PASSAGE PROVIDED:
I have the Osprey Raptor 10. It's the perfect size. Breathable. Holds a small tool kit, patch kit, spare tube, first aid kit, and has a water bladder with a great bite valve.


----------



## Alaskagriz (Aug 27, 2011)

I've got an osprey and deuter - both fantastic bags with great features. The problem I have with ALL packs is getting the sweaty back. None of the "innovative" suspensions or vented back padding seems to help - at least in my experience. If you can design a pack that breathes significantly better than what's out there now, you would sell a lot of packs.


----------



## Fuglio (Jul 15, 2011)

Alaskagriz said:


> I've got an osprey and deuter - both fantastic bags with great features. The problem I have with ALL packs is getting the sweaty back. None of the "innovative" suspensions or vented back padding seems to help - at least in my experience. If you can design a pack that breathes significantly better than what's out there now, you would sell a lot of packs.


You might want to see a dermatologist


----------



## Simpledesign (Jul 3, 2012)

Alaskagriz said:


> I've got an osprey and deuter - both fantastic bags with great features. The problem I have with ALL packs is getting the sweaty back. None of the "innovative" suspensions or vented back padding seems to help - at least in my experience. If you can design a pack that breathes significantly better than what's out there now, you would sell a lot of packs.


Look into the Osprey Manta....the back has a "trampoline" style back so it holds the pack away from your back slightly. Tried to find a good picture of the back.









Otherwise the 2013 Osprey Raptor redesign with the tool kit in bottom pouch is a great pack and when you cinch the straps does very well for aggressive (in the air a lot) riding.


----------



## sfr4dr (Dec 24, 2004)

The breathable mesh back is what I've been looking for. I also like that some Osprey's have small pockets on the waist strap, integrated rain cover, helmet retention, etc. Camelbak has a new vented back design that looks like it would breath just as good.


----------



## eclipse24 (Jan 14, 2012)

+1 for the osprey raptor 10!! I've used it a few times and like it a lot. Plenty for storage area and a tool pouch. I've demoted the CB Lobo to the short rides.


----------



## LCW (May 5, 2008)

Camelbak Charge --- the water bladder weight is down low, keeping the weight off your shoulders. It's very comfortable. I used mine all last season and loved it.

http://shop.camelbak.com/charge-10-lr/d/1091_cl_4131


----------



## gentimmy (Apr 2, 2013)

I like my Patagonia 28L


----------



## junkhauler (Dec 9, 2013)

I'm pretty new to the sport, but I picked up a Zefal 3L Hydration pack and it has worked great so far. Plenty of room for some tools, 3L of water (I swapped out the stock one with a 3L Antidote), wallet/keys/glock, etc. Walmart had them on clearance for $20 or so.

Packs - Zéfal USA


----------



## Marc2211 (Aug 6, 2013)

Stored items

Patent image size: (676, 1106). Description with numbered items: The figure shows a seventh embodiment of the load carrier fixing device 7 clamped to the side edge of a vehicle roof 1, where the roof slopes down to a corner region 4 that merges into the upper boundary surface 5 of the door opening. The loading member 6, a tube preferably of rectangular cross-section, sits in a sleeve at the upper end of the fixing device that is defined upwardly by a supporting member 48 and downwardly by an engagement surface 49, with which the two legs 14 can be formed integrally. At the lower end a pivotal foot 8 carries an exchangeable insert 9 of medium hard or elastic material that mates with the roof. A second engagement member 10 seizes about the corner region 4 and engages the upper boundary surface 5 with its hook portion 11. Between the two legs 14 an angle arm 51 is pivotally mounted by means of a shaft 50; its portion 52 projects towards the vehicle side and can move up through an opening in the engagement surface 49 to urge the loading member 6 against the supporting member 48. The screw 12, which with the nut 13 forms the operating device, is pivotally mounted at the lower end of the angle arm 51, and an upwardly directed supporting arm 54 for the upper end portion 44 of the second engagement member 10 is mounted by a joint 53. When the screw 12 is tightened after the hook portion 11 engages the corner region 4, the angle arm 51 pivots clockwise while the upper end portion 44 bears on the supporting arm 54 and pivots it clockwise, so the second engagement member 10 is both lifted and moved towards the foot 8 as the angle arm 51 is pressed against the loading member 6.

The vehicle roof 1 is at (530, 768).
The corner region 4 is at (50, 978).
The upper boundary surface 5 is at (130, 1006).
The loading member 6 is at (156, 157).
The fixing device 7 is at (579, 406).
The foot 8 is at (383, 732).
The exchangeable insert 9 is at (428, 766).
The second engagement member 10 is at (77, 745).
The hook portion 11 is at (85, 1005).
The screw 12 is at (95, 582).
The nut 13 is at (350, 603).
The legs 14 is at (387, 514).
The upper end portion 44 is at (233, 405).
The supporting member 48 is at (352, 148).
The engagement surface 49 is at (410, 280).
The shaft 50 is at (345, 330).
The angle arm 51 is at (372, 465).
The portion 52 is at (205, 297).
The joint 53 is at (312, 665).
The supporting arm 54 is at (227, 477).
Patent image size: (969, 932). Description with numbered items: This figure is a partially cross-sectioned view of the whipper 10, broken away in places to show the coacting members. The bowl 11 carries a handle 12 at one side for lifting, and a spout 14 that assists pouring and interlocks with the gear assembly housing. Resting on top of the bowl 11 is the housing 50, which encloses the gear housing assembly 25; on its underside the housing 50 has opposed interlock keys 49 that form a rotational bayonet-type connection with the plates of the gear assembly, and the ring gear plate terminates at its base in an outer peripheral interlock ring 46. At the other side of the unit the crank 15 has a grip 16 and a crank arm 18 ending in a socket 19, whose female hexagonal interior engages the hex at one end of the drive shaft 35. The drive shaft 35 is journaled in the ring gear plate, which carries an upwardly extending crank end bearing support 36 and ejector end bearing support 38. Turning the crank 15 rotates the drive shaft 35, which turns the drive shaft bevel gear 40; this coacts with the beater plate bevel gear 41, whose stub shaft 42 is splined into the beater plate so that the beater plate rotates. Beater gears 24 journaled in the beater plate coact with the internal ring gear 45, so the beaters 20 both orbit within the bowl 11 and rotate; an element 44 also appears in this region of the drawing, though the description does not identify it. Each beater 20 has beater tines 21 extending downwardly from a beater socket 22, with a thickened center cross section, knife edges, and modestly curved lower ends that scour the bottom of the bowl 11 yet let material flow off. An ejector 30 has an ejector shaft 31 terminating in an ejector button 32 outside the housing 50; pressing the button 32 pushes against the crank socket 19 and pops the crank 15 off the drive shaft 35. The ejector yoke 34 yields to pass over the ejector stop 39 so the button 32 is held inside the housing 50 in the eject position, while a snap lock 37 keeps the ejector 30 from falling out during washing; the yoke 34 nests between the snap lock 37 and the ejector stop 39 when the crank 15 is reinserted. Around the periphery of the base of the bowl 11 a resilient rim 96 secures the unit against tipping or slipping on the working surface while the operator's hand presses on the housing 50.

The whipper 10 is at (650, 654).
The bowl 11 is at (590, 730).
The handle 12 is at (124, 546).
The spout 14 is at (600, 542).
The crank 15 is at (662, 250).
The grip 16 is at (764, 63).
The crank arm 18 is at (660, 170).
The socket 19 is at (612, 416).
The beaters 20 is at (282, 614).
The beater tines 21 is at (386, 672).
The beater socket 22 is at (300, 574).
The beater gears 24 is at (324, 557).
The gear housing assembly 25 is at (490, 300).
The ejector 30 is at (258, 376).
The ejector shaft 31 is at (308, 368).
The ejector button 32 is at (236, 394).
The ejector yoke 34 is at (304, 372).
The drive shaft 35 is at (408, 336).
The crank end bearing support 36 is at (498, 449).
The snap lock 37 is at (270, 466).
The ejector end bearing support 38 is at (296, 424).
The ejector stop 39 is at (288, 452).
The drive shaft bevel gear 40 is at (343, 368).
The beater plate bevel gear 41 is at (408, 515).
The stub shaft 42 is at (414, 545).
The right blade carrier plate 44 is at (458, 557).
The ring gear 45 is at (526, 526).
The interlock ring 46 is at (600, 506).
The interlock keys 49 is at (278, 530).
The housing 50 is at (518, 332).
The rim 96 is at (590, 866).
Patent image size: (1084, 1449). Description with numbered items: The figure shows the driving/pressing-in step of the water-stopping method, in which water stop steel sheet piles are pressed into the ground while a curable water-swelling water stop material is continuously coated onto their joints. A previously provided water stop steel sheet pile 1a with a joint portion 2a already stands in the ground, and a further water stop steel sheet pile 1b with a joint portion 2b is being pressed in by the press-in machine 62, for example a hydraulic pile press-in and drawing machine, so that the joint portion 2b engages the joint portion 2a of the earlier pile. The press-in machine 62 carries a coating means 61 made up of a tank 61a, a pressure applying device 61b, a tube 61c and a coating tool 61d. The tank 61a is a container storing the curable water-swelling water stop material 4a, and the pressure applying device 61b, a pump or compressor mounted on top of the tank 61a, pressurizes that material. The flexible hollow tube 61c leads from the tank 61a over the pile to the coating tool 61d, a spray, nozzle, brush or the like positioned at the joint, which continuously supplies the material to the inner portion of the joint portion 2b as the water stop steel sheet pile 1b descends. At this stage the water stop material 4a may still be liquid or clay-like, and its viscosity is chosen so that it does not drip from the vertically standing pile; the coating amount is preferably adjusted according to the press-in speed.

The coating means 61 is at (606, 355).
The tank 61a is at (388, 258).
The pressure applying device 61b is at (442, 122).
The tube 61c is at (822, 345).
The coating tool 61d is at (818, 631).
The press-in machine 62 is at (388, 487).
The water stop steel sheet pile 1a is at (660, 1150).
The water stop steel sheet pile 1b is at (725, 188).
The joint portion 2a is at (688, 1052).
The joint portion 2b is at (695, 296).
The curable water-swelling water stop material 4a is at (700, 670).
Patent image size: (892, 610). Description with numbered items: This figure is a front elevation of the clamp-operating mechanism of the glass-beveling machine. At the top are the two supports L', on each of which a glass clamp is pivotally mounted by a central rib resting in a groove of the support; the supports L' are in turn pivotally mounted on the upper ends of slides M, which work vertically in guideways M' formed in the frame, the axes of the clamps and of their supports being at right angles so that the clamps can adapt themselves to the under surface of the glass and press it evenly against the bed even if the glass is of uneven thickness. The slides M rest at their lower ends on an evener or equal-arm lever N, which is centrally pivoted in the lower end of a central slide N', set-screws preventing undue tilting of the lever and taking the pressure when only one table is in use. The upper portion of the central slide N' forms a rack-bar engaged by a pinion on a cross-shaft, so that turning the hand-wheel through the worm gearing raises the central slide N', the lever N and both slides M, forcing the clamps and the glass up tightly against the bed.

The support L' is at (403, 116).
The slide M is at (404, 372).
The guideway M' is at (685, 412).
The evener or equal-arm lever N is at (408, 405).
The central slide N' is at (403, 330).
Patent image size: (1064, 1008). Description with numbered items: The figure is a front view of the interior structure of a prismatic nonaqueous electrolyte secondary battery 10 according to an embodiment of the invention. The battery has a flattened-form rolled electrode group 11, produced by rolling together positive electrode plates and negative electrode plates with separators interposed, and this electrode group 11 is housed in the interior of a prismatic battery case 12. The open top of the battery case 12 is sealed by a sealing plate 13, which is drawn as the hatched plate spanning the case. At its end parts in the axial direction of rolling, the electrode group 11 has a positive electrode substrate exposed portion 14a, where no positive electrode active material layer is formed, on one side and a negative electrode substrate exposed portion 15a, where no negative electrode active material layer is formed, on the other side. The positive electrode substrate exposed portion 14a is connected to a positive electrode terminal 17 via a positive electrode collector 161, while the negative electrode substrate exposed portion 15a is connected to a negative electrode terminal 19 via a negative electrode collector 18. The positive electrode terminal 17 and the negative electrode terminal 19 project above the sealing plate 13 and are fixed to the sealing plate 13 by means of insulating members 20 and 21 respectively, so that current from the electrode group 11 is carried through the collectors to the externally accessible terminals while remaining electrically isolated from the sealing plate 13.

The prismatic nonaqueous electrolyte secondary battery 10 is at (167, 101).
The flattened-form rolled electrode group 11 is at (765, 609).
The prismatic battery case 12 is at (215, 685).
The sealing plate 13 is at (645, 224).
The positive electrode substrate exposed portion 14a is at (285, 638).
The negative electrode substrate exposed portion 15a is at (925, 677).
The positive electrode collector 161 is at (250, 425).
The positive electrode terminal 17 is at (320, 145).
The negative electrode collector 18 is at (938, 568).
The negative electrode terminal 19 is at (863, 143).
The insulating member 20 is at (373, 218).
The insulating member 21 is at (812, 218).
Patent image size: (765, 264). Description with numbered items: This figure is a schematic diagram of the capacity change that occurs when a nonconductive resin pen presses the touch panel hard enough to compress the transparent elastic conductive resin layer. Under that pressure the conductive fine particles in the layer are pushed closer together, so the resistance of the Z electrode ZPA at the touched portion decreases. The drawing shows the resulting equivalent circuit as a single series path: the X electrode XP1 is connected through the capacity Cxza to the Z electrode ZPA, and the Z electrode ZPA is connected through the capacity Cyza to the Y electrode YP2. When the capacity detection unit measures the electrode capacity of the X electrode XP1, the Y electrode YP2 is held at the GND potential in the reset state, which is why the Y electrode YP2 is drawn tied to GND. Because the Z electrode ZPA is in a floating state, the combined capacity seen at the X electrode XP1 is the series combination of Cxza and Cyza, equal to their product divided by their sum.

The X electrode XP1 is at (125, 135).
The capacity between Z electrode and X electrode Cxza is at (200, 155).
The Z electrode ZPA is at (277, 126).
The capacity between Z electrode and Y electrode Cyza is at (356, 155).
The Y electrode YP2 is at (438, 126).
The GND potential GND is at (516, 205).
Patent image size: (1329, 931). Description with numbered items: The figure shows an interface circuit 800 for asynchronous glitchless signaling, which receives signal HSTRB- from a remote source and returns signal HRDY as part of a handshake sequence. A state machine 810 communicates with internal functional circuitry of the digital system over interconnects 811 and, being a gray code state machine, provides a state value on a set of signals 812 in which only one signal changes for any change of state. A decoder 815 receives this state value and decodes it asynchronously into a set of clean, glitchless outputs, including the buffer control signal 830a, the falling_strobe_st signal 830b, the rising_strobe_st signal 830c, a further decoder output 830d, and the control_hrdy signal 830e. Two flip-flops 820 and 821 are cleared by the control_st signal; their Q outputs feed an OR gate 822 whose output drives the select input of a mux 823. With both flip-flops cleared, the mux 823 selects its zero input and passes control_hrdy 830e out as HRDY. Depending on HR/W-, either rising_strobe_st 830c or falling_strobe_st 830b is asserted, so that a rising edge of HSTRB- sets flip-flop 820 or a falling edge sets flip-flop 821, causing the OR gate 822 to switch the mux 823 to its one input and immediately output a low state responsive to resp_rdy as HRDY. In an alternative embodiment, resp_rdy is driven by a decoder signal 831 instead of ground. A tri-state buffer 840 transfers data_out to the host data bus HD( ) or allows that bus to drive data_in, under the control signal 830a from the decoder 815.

OBJECTIVE 1:
Please translate this sentence from the forum thread on hydration packs into Spanish: "The breathable mesh back is what I've been looking for."
OBJECTIVE 2:
Based on the forum thread on hydration packs, decide whether each statement below agrees with it. Answer yes or no for each, quoting the words that settle it.
(a) A poster says the Camelbak Charge carries the water bladder's weight low, off the shoulders.
(b) The poster who owns both an Osprey and a Deuter found that vented back padding fixed the sweaty-back problem.
(c) The Zefal hydration pack was bought at full price.

TASK SOLUTION 1:
El respaldo de malla transpirable es lo que he estado buscando.

TASK SOLUTION 2:
(a) Yes: "the water bladder weight is down low, keeping the weight off your shoulders"
(b) No: "None of the "innovative" suspensions or vented back padding seems to help"
(c) No: "Walmart had them on clearance for $20 or so."